═════ Reading text

I'm not sure why those people are having such problems. I've had Netflix for a while and I've had problems with no more than about one out of every ten DVDs. And, about half the time, just cleaning the disc solved it. The other times, Netflix immediately sent out a replacement after I notified them. I've only asked for two or three replacements in the past couple of years.

I haven't tried Blockbuster, but I really like Netflix's service.

Edit: I just thought of something ... I don't order new releases very often. Maybe those are more likely to arrive damaged?

-- Roger


----------



## Ric

I have had both - it came down to this. I could use my 2 montly free rentals on video games that was nice and I could get trade an online movie for an instore movie and they would still send me the next online rental.

NOW - Blockbuster just updates your queue with the instore rental and doesn't send you another one. With that and the Netflix instant download (along with DTV cinema), I have no need to go into a store so dropped blockbuster.


----------



## Galley

Blockbuster definitely ships on Mondays and Tuesdays.


----------



## dave29

I switched to Netflix for streaming, that's it.


----------



## ncxcstud

hdtvfan0001 said:


> Hate to put a damper on the lovefest with these two services....but....
> 
> Between my brother, 3 neighbors, and 6 people at work...I have a 5 and 5 representation of how these two services work in the real world.
> 
> I was doing my homework by asking folks who have used each of these for at least a year or more (in some cases many years), to see if there would be any possibility I would sign up for either of them. I've been keeping notes to go along with the countless solicitations I get.
> 
> Here is what my "data" from actual users (5 of each) shows so far:
> 
> *BlockBuster*
> 
> 1) Good selection, but frequently cannot get popular titles in the first month after release - apparently not enough inventory.
> 
> 2) One out of about 5 disks come damaged to the point that they are truly unplayable, even after several attempts to properly clean them. One out of 3 requires a serious cleaning job to get it to work.
> 
> 3) Customer service is not bad, but average. It comes down to the luck of the draw as to who you get when you have to call them. Some can be very helpful, others seem like they could care less.
> 
> *Recommended out of 5 users* *- 2 (and 2 others are likely dropping the service)*
> 
> *Netflix*
> 
> 1) OK selection, but frequently cannot get popular titles in the first month and sometimes longer after release - apparently not enough inventory.
> 
> 2) One out of about 4 disks come damaged to the point that they are truly unplayable, even after several attempts to properly clean them. One out of 2 requires a serious cleaning job to get it to work.
> 
> 3) Customer service is "good". But it also comes down to the luck of the draw as to who you get when you have to call them. Most are helpful, but there are also some CSR's that come across like they could care less.
> 
> *Recommended out of 5 users* *- 3 (and 1 is likely dropping the service)*
> 
> I have also been keeping tabs on Blu Ray disk offerings with each, but the data is too new to make any assumptions at this point, especially since only 4 of the 10 users order them (as well as regular DVDs) at this time.
> 
> This is all unscientific, but I asked 6 of the 10 folks to keep track for me since April on these items in particular, so I could get a good idea.

══════════
═════ Data rows

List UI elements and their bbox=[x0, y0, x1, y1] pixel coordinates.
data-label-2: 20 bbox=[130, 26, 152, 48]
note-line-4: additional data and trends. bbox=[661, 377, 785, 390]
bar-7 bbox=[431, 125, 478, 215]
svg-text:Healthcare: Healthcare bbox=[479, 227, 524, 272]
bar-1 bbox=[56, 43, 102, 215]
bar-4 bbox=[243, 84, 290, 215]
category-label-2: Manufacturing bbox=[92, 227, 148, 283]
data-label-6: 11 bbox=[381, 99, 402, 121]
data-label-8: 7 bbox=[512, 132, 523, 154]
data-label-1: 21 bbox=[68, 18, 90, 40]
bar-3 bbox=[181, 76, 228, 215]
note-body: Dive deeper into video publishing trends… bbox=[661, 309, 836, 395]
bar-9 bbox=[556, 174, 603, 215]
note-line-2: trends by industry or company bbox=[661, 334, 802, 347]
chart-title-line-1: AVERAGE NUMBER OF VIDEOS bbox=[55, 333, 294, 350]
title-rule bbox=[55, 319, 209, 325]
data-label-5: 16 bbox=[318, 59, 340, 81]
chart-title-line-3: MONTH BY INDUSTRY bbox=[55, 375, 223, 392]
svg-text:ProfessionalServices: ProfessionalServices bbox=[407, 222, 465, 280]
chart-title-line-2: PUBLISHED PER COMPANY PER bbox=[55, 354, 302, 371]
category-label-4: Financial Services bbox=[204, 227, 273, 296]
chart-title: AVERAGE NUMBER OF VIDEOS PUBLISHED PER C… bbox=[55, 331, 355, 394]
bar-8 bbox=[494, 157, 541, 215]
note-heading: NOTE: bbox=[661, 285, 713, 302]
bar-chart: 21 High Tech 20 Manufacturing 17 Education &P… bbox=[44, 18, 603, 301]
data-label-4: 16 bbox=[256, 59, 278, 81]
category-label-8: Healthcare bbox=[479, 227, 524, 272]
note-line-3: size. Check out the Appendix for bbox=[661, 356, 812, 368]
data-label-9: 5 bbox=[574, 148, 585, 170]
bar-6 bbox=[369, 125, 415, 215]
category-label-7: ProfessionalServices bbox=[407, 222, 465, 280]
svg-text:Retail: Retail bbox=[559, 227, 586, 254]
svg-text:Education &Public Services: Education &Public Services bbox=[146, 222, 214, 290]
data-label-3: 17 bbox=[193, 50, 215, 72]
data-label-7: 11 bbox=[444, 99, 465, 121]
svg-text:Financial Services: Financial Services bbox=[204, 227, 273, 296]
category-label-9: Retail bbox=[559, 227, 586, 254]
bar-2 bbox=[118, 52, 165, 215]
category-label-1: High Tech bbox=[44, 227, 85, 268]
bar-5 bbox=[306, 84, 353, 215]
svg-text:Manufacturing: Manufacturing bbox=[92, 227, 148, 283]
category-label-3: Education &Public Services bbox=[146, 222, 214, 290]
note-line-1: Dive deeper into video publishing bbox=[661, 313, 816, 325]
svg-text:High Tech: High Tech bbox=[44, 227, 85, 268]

══════════

**The exercise:**
Translate into Spanish this sentence from the DVD rental thread: "I haven't tried Blockbuster, but I really like Netflix's service."

**Output of the exercise:**
No he probado Blockbuster, pero me gusta mucho el servicio de Netflix.